• [DATA]
»»

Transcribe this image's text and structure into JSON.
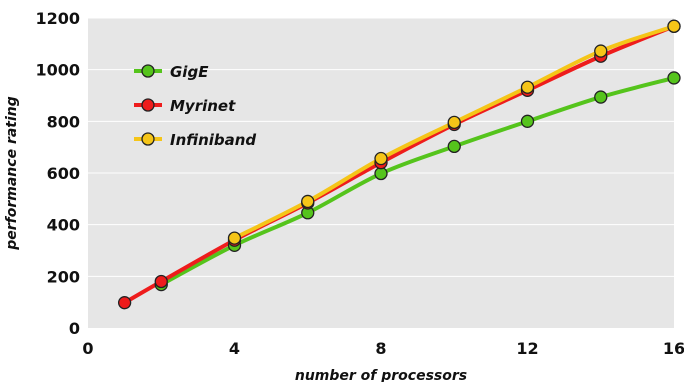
{
  "chart_data": {
    "type": "line",
    "xlabel": "number of processors",
    "ylabel": "performance rating",
    "xlim": [
      0,
      16
    ],
    "ylim": [
      0,
      1200
    ],
    "xticks": [
      0,
      4,
      8,
      12,
      16
    ],
    "yticks": [
      0,
      200,
      400,
      600,
      800,
      1000,
      1200
    ],
    "grid": "horizontal",
    "plot_background": "#e6e6e6",
    "legend_position": "top-left",
    "series": [
      {
        "name": "GigE",
        "color": "#55c41c",
        "x": [
          2,
          4,
          6,
          8,
          10,
          12,
          14,
          16
        ],
        "y": [
          168,
          320,
          446,
          598,
          703,
          800,
          894,
          968
        ]
      },
      {
        "name": "Myrinet",
        "color": "#ee1c1c",
        "x": [
          1,
          2,
          4,
          6,
          8,
          10,
          12,
          14,
          16
        ],
        "y": [
          98,
          180,
          340,
          484,
          640,
          788,
          920,
          1052,
          1168
        ]
      },
      {
        "name": "Infiniband",
        "color": "#f5c518",
        "x": [
          4,
          6,
          8,
          10,
          12,
          14,
          16
        ],
        "y": [
          348,
          490,
          656,
          796,
          932,
          1072,
          1168
        ]
      }
    ]
  }
}
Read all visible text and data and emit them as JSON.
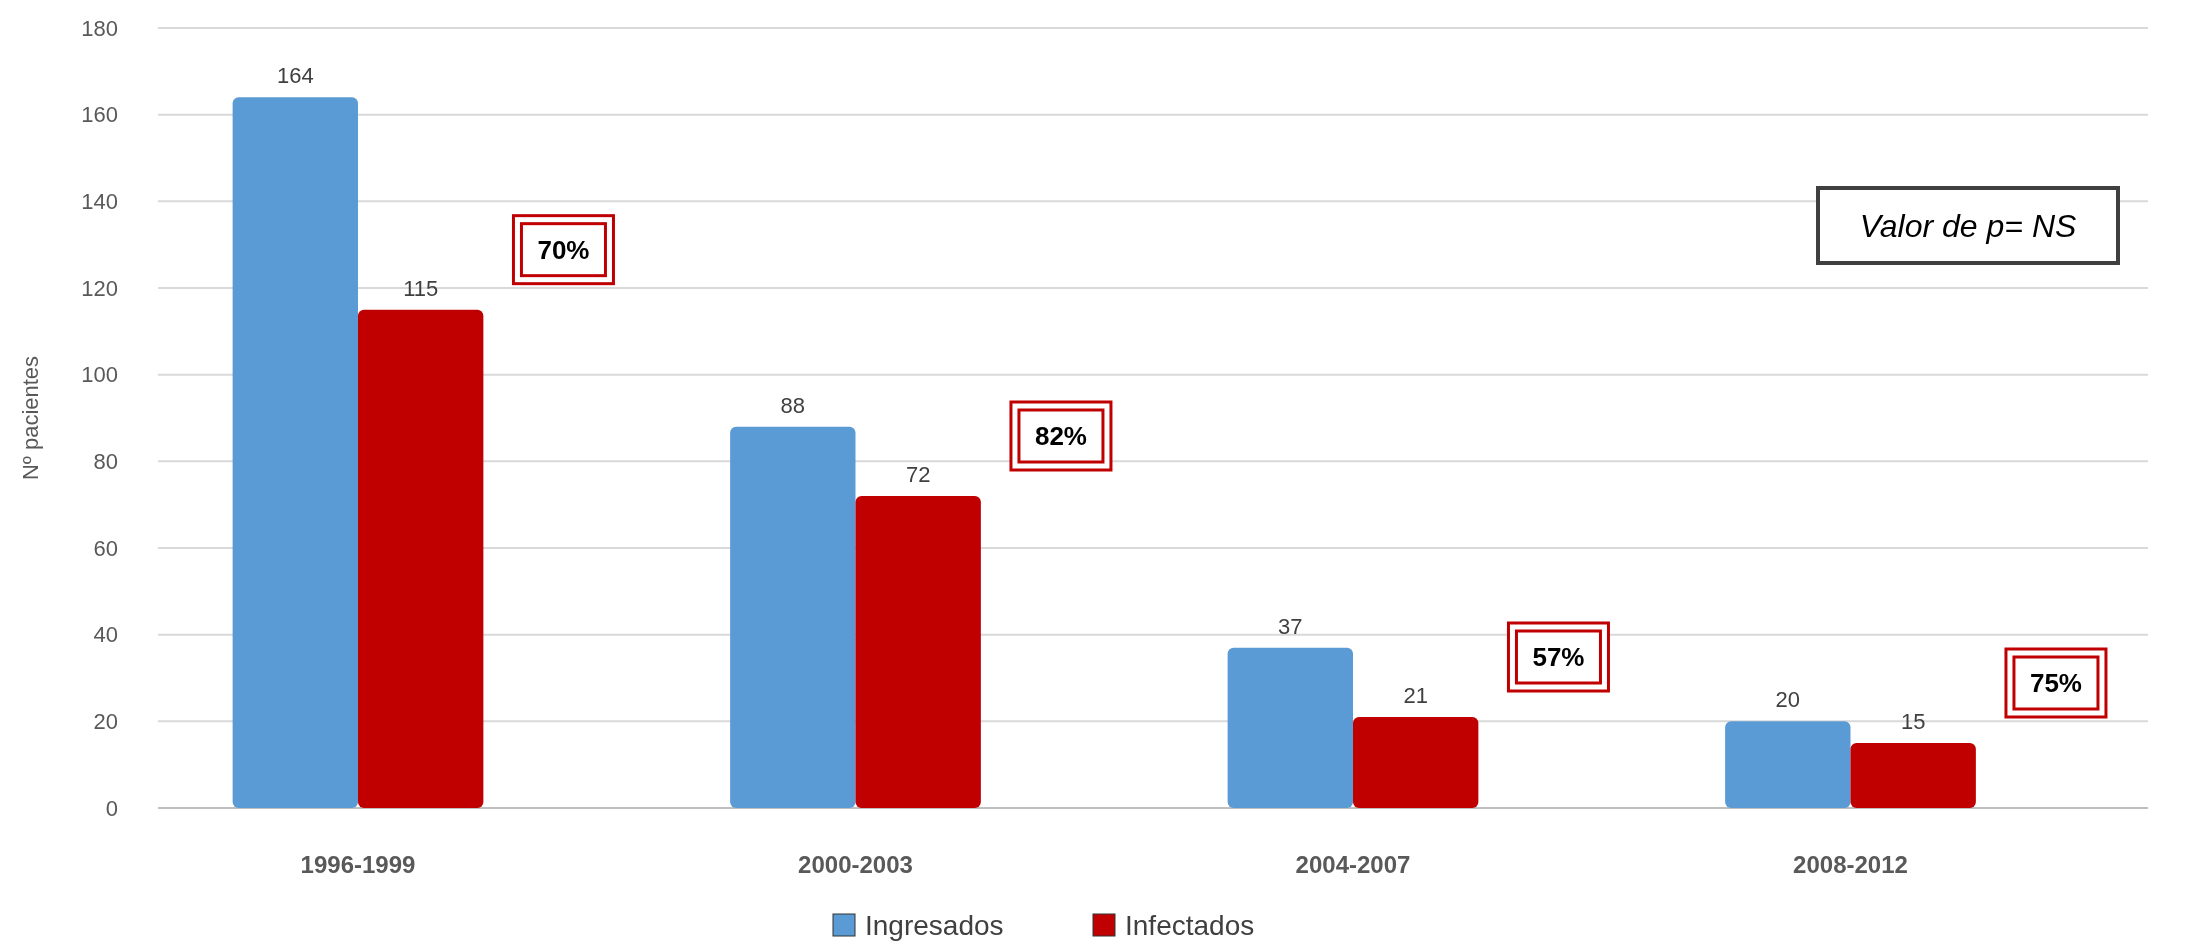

««

• [DESCRIPTION OF THE TASK] Do not include images; quote all of the entries above exactly.

• [PROBLEM SOLUTION]
Transcribe this image's text and structure into JSON.
{
  "chart_data": {
    "type": "line",
    "xlabel": "number of processors",
    "ylabel": "performance rating",
    "xlim": [
      0,
      16
    ],
    "ylim": [
      0,
      1200
    ],
    "xticks": [
      0,
      4,
      8,
      12,
      16
    ],
    "yticks": [
      0,
      200,
      400,
      600,
      800,
      1000,
      1200
    ],
    "grid": "horizontal",
    "plot_background": "#e6e6e6",
    "legend_position": "top-left",
    "series": [
      {
        "name": "GigE",
        "color": "#55c41c",
        "x": [
          2,
          4,
          6,
          8,
          10,
          12,
          14,
          16
        ],
        "y": [
          168,
          320,
          446,
          598,
          703,
          800,
          894,
          968
        ]
      },
      {
        "name": "Myrinet",
        "color": "#ee1c1c",
        "x": [
          1,
          2,
          4,
          6,
          8,
          10,
          12,
          14,
          16
        ],
        "y": [
          98,
          180,
          340,
          484,
          640,
          788,
          920,
          1052,
          1168
        ]
      },
      {
        "name": "Infiniband",
        "color": "#f5c518",
        "x": [
          4,
          6,
          8,
          10,
          12,
          14,
          16
        ],
        "y": [
          348,
          490,
          656,
          796,
          932,
          1072,
          1168
        ]
      }
    ]
  }
}
Read all visible text and data and emit them as JSON.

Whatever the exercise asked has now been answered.